**Dataset content**
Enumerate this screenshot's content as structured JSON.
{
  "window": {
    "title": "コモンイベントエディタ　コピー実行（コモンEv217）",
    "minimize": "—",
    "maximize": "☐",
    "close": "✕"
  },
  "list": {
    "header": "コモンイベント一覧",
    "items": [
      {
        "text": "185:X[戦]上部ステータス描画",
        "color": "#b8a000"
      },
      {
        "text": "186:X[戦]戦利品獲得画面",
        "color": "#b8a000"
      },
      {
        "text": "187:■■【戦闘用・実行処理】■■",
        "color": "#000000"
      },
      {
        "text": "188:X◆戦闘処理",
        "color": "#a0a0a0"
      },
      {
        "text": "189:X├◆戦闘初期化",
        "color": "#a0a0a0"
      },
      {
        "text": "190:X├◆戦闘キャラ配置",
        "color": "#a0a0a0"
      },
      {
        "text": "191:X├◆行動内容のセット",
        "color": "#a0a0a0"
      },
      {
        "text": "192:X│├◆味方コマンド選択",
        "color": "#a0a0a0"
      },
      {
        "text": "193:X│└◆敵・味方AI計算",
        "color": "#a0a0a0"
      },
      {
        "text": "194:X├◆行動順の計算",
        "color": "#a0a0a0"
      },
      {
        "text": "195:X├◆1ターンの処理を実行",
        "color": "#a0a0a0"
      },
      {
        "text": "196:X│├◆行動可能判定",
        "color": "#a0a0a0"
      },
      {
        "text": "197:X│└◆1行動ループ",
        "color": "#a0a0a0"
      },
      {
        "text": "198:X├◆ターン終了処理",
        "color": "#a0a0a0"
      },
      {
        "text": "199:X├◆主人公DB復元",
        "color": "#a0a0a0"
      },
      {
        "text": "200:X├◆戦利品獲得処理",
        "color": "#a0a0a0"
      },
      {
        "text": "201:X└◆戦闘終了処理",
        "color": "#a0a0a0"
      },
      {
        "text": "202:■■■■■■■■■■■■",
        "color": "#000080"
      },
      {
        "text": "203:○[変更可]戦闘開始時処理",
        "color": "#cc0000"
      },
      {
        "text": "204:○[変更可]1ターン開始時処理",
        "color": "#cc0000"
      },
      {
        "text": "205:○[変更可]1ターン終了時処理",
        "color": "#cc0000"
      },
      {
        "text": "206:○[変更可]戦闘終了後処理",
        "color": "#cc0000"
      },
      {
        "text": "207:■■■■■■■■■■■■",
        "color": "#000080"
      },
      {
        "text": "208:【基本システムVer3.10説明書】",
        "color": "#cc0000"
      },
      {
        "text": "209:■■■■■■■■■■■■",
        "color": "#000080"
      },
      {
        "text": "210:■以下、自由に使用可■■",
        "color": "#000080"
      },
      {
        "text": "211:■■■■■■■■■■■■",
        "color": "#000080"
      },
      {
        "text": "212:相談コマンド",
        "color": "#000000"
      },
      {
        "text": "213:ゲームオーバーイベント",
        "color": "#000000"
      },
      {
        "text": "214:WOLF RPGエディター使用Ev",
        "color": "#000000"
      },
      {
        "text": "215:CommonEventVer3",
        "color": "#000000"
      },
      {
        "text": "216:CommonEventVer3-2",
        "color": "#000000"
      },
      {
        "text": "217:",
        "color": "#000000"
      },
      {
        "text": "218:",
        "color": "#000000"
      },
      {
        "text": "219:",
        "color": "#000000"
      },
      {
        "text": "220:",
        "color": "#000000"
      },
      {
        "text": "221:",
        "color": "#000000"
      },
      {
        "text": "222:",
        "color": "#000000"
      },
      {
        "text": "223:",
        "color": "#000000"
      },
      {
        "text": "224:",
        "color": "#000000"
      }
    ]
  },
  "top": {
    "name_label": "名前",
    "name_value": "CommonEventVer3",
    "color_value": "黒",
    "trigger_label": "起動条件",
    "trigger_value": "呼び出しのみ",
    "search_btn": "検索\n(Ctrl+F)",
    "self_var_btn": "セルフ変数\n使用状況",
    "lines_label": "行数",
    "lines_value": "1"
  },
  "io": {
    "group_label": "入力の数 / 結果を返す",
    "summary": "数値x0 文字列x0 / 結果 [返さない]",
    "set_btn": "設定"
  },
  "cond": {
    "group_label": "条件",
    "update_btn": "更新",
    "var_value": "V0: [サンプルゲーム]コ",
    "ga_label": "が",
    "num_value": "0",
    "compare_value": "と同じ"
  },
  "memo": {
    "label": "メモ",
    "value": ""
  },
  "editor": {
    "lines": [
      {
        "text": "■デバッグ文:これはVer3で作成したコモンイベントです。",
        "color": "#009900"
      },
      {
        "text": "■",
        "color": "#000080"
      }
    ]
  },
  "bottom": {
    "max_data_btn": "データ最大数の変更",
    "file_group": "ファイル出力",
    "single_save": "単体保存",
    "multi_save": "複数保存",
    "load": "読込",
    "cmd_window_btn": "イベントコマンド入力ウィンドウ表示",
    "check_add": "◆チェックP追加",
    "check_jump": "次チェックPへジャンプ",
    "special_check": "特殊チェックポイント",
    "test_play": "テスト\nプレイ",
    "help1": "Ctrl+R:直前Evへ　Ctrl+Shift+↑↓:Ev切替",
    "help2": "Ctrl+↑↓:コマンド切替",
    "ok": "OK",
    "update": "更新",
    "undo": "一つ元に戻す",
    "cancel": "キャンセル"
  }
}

**Task**
Copy each line of the entries that includes the word "Ctrl".

**Task output**
    "search_btn": "検索\n(Ctrl+F)",
    "help1": "Ctrl+R:直前Evへ　Ctrl+Shift+↑↓:Ev切替",
    "help2": "Ctrl+↑↓:コマンド切替",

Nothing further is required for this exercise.